## [EXERCISE DIRECTIONS]
Scan the data below and pick out the lines containing the word "FASTQ".

— start SUPPLIED MATERIAL —

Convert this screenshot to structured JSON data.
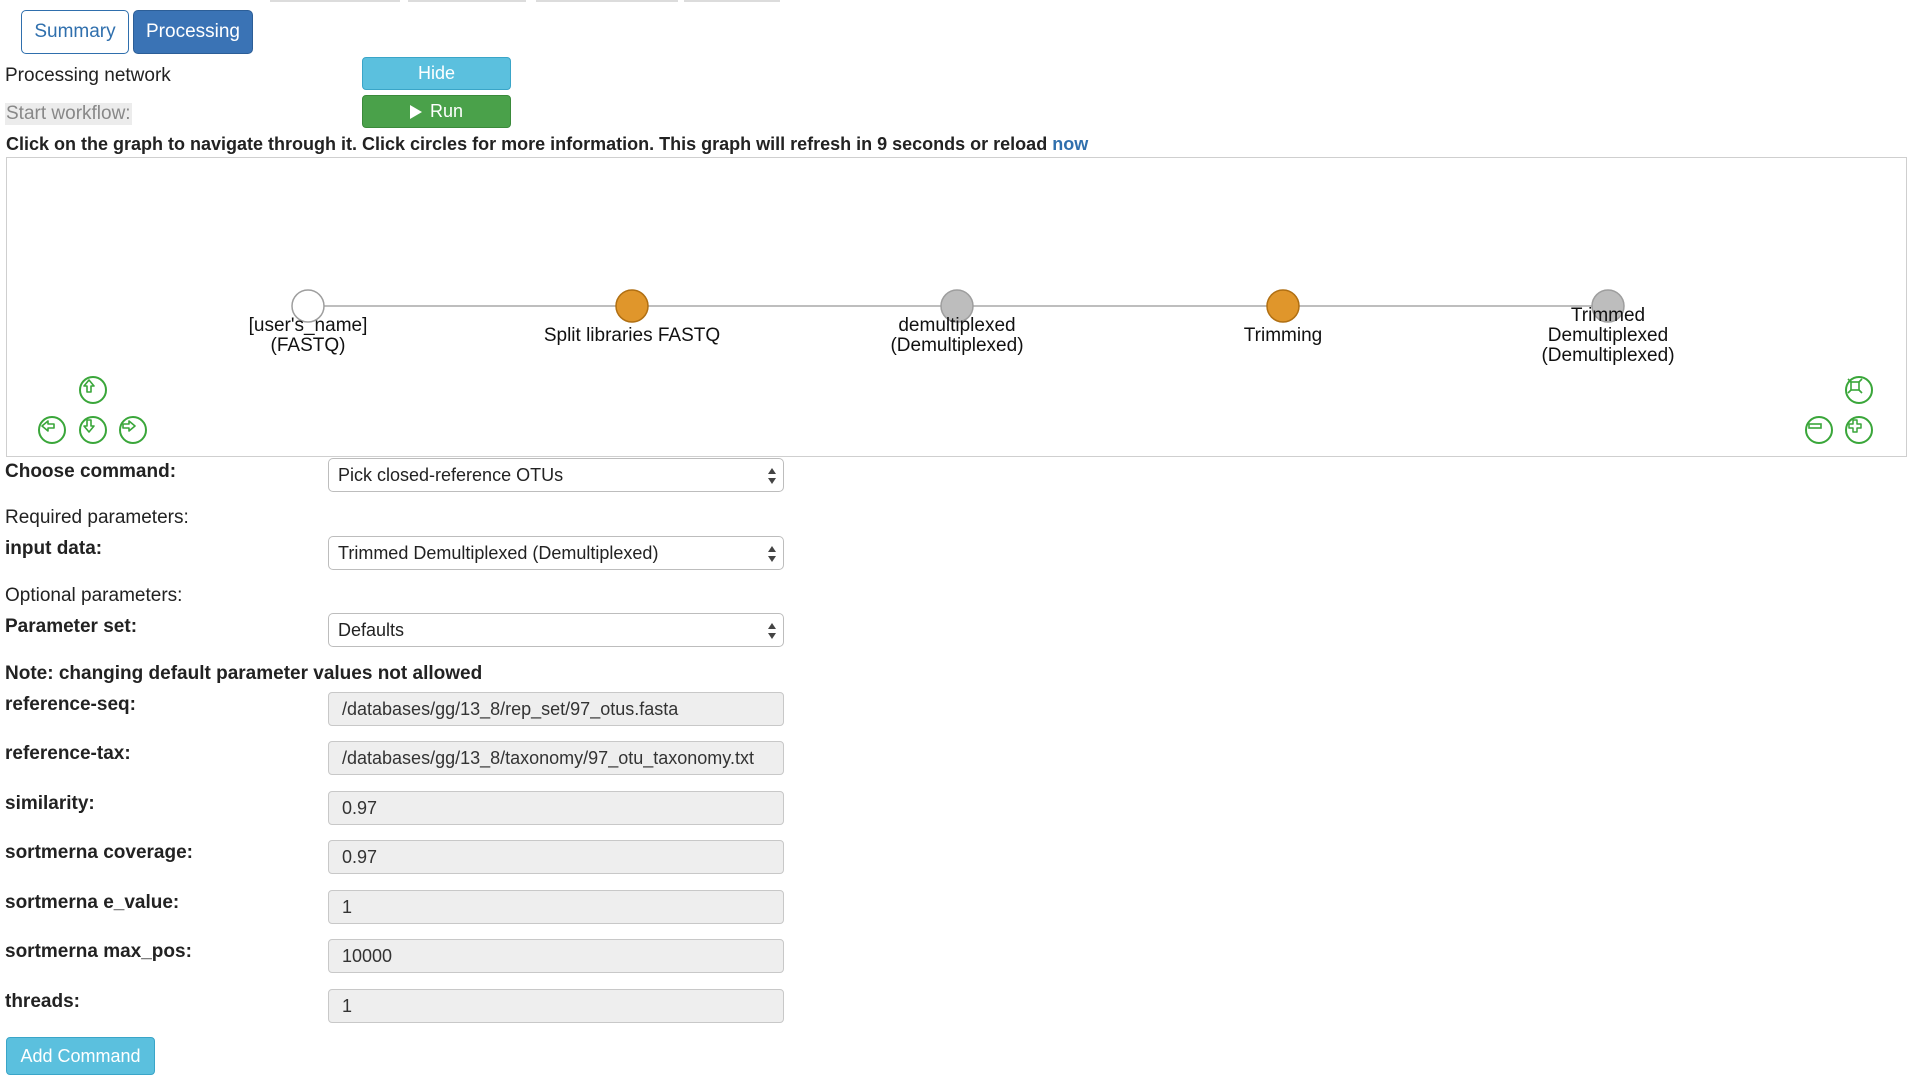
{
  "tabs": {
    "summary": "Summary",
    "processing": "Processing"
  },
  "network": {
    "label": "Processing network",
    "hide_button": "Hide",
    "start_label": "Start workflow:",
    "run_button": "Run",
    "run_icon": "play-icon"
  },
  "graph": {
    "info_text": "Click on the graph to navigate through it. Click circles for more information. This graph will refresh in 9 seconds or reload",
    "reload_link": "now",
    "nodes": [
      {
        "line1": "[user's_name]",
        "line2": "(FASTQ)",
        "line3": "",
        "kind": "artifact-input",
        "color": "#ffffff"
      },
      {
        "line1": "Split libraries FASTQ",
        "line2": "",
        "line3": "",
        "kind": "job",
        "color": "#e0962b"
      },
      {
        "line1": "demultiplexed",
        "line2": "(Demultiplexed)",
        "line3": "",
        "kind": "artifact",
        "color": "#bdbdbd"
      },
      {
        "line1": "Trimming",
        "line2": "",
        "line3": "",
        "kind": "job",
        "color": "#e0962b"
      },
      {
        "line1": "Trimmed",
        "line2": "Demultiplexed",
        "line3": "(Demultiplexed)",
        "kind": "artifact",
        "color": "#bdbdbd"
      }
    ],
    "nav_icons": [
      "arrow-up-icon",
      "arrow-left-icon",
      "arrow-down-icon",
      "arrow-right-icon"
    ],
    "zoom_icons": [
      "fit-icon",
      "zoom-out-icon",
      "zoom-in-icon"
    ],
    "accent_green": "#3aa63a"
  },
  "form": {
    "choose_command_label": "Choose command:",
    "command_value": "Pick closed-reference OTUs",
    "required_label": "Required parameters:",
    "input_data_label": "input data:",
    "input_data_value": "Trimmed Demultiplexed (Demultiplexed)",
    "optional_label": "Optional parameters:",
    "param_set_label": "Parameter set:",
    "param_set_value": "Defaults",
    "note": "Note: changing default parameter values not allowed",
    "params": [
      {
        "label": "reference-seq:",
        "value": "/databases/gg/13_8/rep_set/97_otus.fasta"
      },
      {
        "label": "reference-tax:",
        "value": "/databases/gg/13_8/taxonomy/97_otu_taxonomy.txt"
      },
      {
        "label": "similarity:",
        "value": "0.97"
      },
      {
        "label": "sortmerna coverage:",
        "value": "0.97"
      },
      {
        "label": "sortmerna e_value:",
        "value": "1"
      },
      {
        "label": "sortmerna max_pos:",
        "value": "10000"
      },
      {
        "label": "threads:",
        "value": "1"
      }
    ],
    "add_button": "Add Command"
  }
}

— end SUPPLIED MATERIAL —
— start SUPPLIED MATERIAL —

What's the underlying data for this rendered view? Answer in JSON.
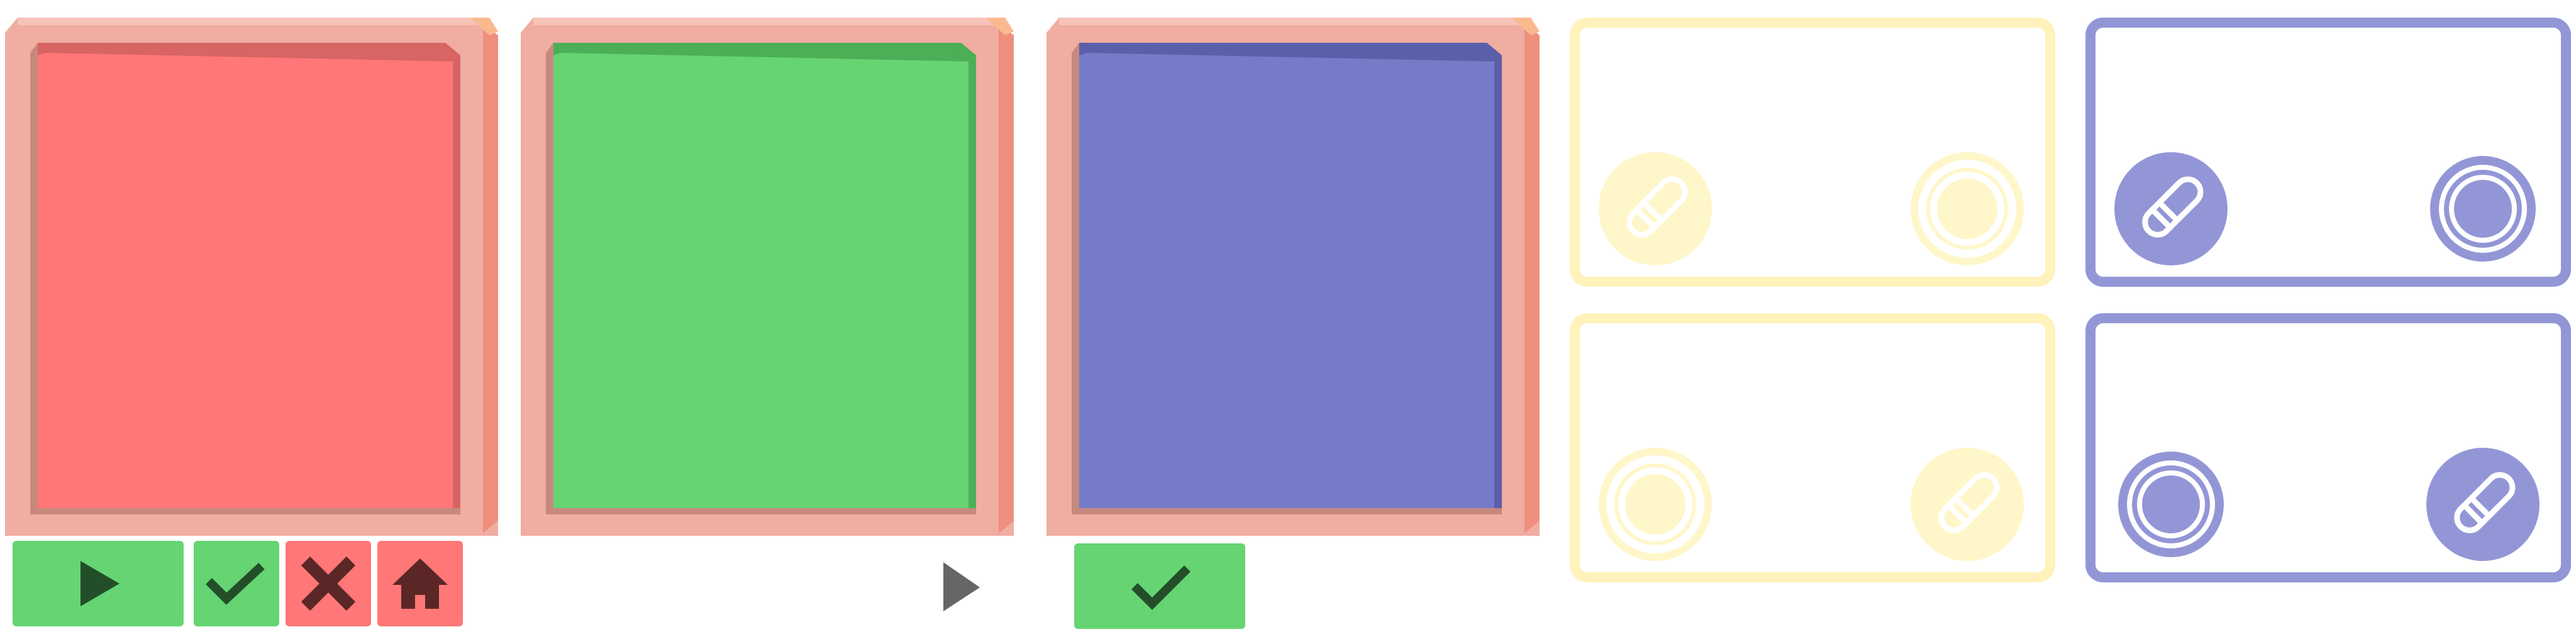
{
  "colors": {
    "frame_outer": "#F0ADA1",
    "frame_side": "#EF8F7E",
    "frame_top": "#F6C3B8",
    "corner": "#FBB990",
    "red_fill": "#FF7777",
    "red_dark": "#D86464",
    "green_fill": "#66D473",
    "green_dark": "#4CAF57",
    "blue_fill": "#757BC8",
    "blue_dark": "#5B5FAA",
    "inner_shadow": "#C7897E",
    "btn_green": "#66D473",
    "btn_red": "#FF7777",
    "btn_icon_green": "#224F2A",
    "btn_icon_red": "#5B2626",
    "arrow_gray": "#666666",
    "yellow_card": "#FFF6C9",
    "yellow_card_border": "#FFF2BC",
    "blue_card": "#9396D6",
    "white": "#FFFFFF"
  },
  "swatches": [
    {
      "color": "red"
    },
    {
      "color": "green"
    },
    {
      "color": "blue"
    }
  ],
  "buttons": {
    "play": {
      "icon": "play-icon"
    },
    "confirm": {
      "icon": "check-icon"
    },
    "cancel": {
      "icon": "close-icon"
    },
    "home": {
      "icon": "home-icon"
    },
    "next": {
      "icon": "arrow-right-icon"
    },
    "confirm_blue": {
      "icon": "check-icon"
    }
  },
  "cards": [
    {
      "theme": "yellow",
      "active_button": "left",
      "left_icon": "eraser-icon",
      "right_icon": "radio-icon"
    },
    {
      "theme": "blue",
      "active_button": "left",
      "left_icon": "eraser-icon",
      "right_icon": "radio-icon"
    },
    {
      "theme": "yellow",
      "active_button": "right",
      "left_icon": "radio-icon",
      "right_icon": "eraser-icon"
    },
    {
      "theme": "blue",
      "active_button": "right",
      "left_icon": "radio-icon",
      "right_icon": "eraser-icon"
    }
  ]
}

— end SUPPLIED MATERIAL —

## [COMPLETE RESPONSE]
        "line2": "(FASTQ)",
        "line1": "Split libraries FASTQ",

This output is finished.